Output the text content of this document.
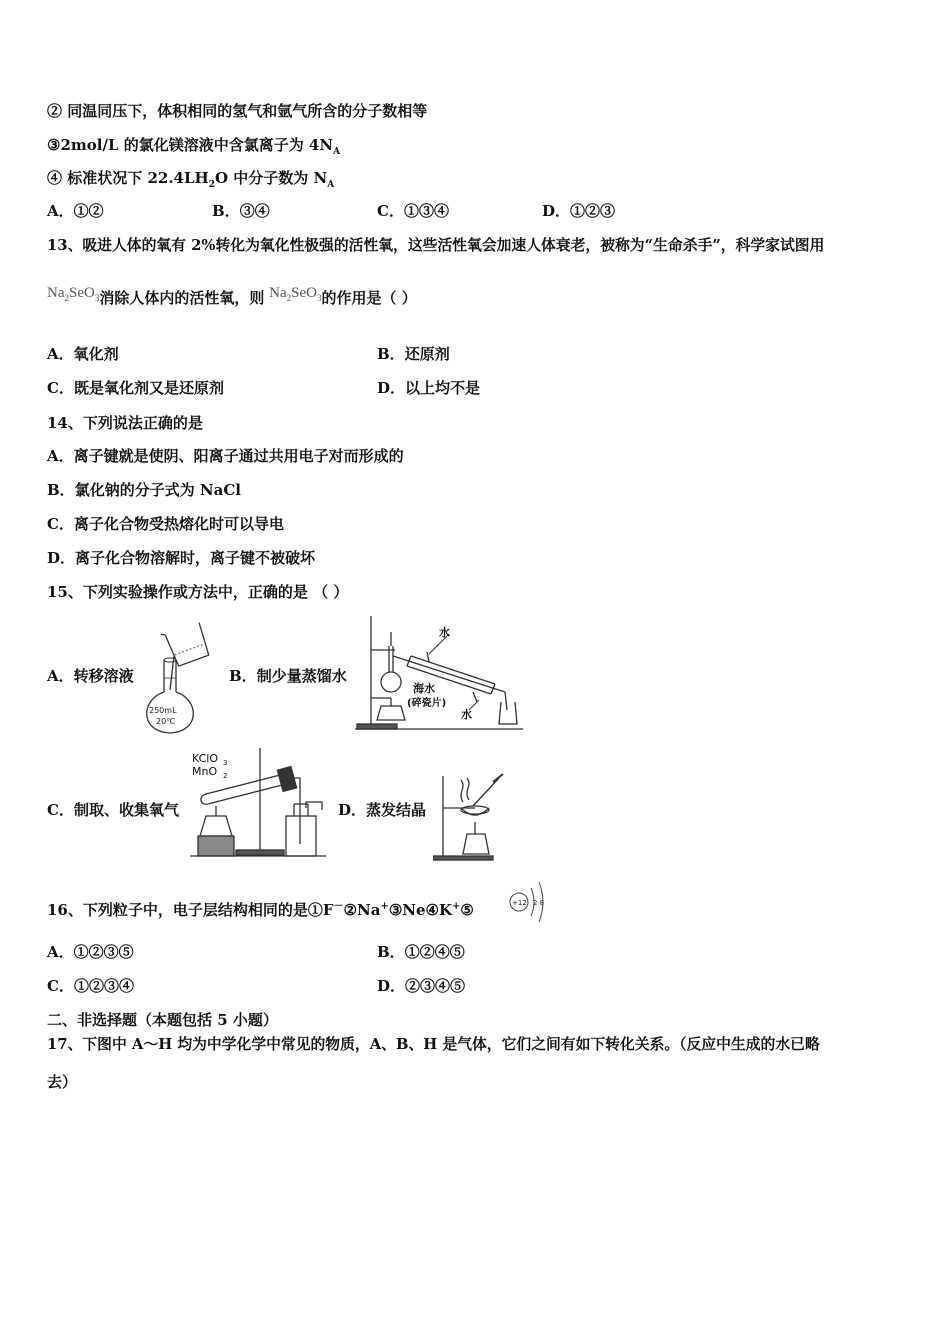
② 同温同压下，体积相同的氢气和氩气所含的分子数相等
③2mol/L 的氯化镁溶液中含氯离子为 $4N_A$
④ 标准状况下 $22.4LH_2O$ 中分子数为 $N_A$
A．①②	B．③④	C．①③④	D．①②③
13、吸进人体的氧有 2%转化为氧化性极强的活性氧，这些活性氧会加速人体衰老，被称为“生命杀手”，科学家试图用
$Na_2SeO_3$消除人体内的活性氧，则 $Na_2SeO_3$的作用是（ ）
A．氧化剂	B．还原剂
C．既是氧化剂又是还原剂	D．以上均不是
14、下列说法正确的是
A．离子键就是使阴、阳离子通过共用电子对而形成的
B．氯化钠的分子式为 NaCl
C．离子化合物受热熔化时可以导电
D．离子化合物溶解时，离子键不被破坏
15、下列实验操作或方法中，正确的是 （ ）
A．转移溶液
250mL
20℃
B．制少量蒸馏水
水
海水
(碎瓷片)
水
C．制取、收集氧气
KClO 3
MnO 2
D．蒸发结晶
16、下列粒子中，电子层结构相同的是①F－②Na+③Ne④K+⑤	+12 2 8
A．①②③⑤	B．①②④⑤
C．①②③④	D．②③④⑤
二、非选择题（本题包括 5 小题）
17、下图中 A～H 均为中学化学中常见的物质，A、B、H 是气体，它们之间有如下转化关系。（反应中生成的水已略
去）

TASK TO COMPLETE: In your copy, repeat each record exactly and include no pictures.

SOLUTION FOR THIS EXERCISE:
Output the text content of this document.
② 同温同压下，体积相同的氢气和氩气所含的分子数相等
③2mol/L 的氯化镁溶液中含氯离子为 $4N_A$
④ 标准状况下 $22.4LH_2O$ 中分子数为 $N_A$
A．①②	B．③④	C．①③④	D．①②③
13、吸进人体的氧有 2%转化为氧化性极强的活性氧，这些活性氧会加速人体衰老，被称为“生命杀手”，科学家试图用
$Na_2SeO_3$消除人体内的活性氧，则 $Na_2SeO_3$的作用是（ ）
A．氧化剂	B．还原剂
C．既是氧化剂又是还原剂	D．以上均不是
14、下列说法正确的是
A．离子键就是使阴、阳离子通过共用电子对而形成的
B．氯化钠的分子式为 NaCl
C．离子化合物受热熔化时可以导电
D．离子化合物溶解时，离子键不被破坏
15、下列实验操作或方法中，正确的是 （ ）
A．转移溶液
250mL
20℃
B．制少量蒸馏水
水
海水
(碎瓷片)
水
C．制取、收集氧气
KClO 3
MnO 2
D．蒸发结晶
16、下列粒子中，电子层结构相同的是①F－②Na+③Ne④K+⑤	+12 2 8
A．①②③⑤	B．①②④⑤
C．①②③④	D．②③④⑤
二、非选择题（本题包括 5 小题）
17、下图中 A～H 均为中学化学中常见的物质，A、B、H 是气体，它们之间有如下转化关系。（反应中生成的水已略
去）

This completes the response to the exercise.